Image-based layout listing:
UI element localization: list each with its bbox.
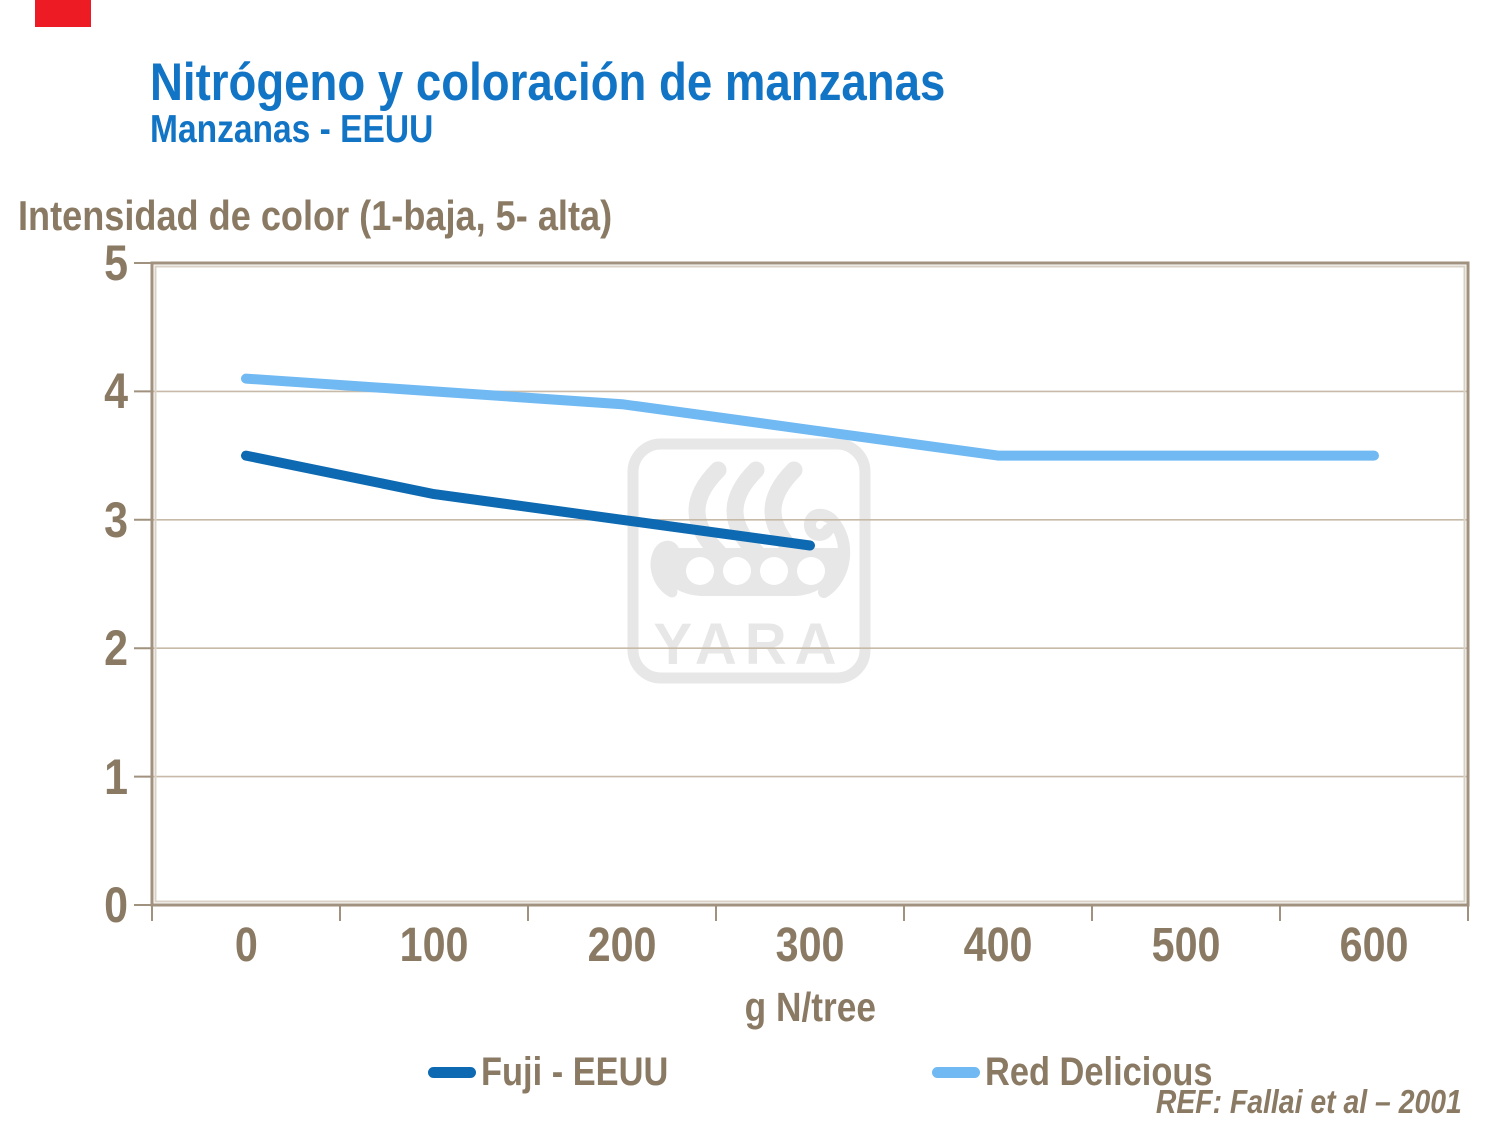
legend-swatch-fuji-eeuu	[428, 1066, 476, 1078]
x-axis-title-text: g N/tree	[744, 984, 876, 1030]
legend-label-red-delicious: Red Delicious	[985, 1049, 1213, 1094]
x-tick-label: 300	[775, 919, 845, 972]
x-tick-label: 400	[963, 919, 1033, 972]
reference-text: REF: Fallai et al – 2001	[1155, 1083, 1462, 1120]
x-tick-label: 100	[399, 919, 469, 972]
chart-legend: Fuji - EEUU Red Delicious	[0, 1048, 1500, 1096]
yara-logo-watermark: YARA	[627, 438, 871, 684]
x-tick-label: 0	[234, 919, 258, 972]
axis-tick-marks	[134, 262, 1469, 921]
y-tick-label: 2	[104, 620, 128, 677]
series-line-red-delicious	[241, 373, 1379, 461]
y-axis-title-text: Intensidad de color (1-baja, 5- alta)	[18, 192, 613, 239]
yara-watermark-frame	[627, 438, 871, 684]
red-accent-block	[35, 0, 91, 27]
legend-swatch-red-delicious	[932, 1066, 980, 1078]
page-subtitle-text: Manzanas - EEUU	[150, 108, 434, 151]
page-title-text: Nitrógeno y coloración de manzanas	[150, 53, 946, 112]
series-line-fuji-eeuu	[241, 450, 815, 551]
yara-prow-curl-icon	[804, 508, 851, 598]
plot-border-outer	[150, 261, 1470, 907]
y-tick-label: 3	[104, 491, 128, 548]
x-tick-label: 600	[1339, 919, 1409, 972]
legend-label-fuji-eeuu: Fuji - EEUU	[481, 1049, 669, 1094]
legend-item-fuji-eeuu: Fuji - EEUU	[428, 1048, 699, 1096]
x-axis-title: g N/tree	[660, 984, 960, 1031]
x-tick-label: 200	[587, 919, 657, 972]
page-subtitle: Manzanas - EEUU	[150, 108, 479, 152]
legend-item-red-delicious: Red Delicious	[932, 1048, 1250, 1096]
page-title: Nitrógeno y coloración de manzanas	[150, 52, 1075, 113]
plot-border	[150, 261, 1470, 907]
yara-hull-shields-icon	[686, 557, 825, 585]
yara-stern-curl-icon	[650, 540, 680, 598]
reference-citation: REF: Fallai et al – 2001	[1106, 1083, 1462, 1121]
y-tick-label: 1	[104, 748, 128, 805]
y-tick-label: 4	[104, 363, 128, 420]
y-tick-label: 5	[104, 235, 128, 291]
x-tick-label: 500	[1151, 919, 1221, 972]
plot-border-bevel	[154, 265, 1466, 903]
yara-watermark-text: YARA	[653, 612, 844, 677]
data-series	[241, 373, 1379, 551]
y-axis-title: Intensidad de color (1-baja, 5- alta)	[18, 192, 709, 240]
y-tick-label: 0	[104, 877, 128, 933]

Work to complete: Copy verbatim the lines of the listing starting with the line containing "1066, 476, 1078]" and going on through the line containing "1066, 980, 1078]", including both of those lines.

Correct output:
legend-swatch-fuji-eeuu	[428, 1066, 476, 1078]
x-axis-title-text: g N/tree	[744, 984, 876, 1030]
legend-label-red-delicious: Red Delicious	[985, 1049, 1213, 1094]
x-tick-label: 300	[775, 919, 845, 972]
x-tick-label: 400	[963, 919, 1033, 972]
reference-text: REF: Fallai et al – 2001	[1155, 1083, 1462, 1120]
x-tick-label: 100	[399, 919, 469, 972]
chart-legend: Fuji - EEUU Red Delicious	[0, 1048, 1500, 1096]
yara-logo-watermark: YARA	[627, 438, 871, 684]
x-tick-label: 0	[234, 919, 258, 972]
axis-tick-marks	[134, 262, 1469, 921]
y-tick-label: 2	[104, 620, 128, 677]
series-line-red-delicious	[241, 373, 1379, 461]
y-axis-title-text: Intensidad de color (1-baja, 5- alta)	[18, 192, 613, 239]
yara-watermark-frame	[627, 438, 871, 684]
red-accent-block	[35, 0, 91, 27]
legend-swatch-red-delicious	[932, 1066, 980, 1078]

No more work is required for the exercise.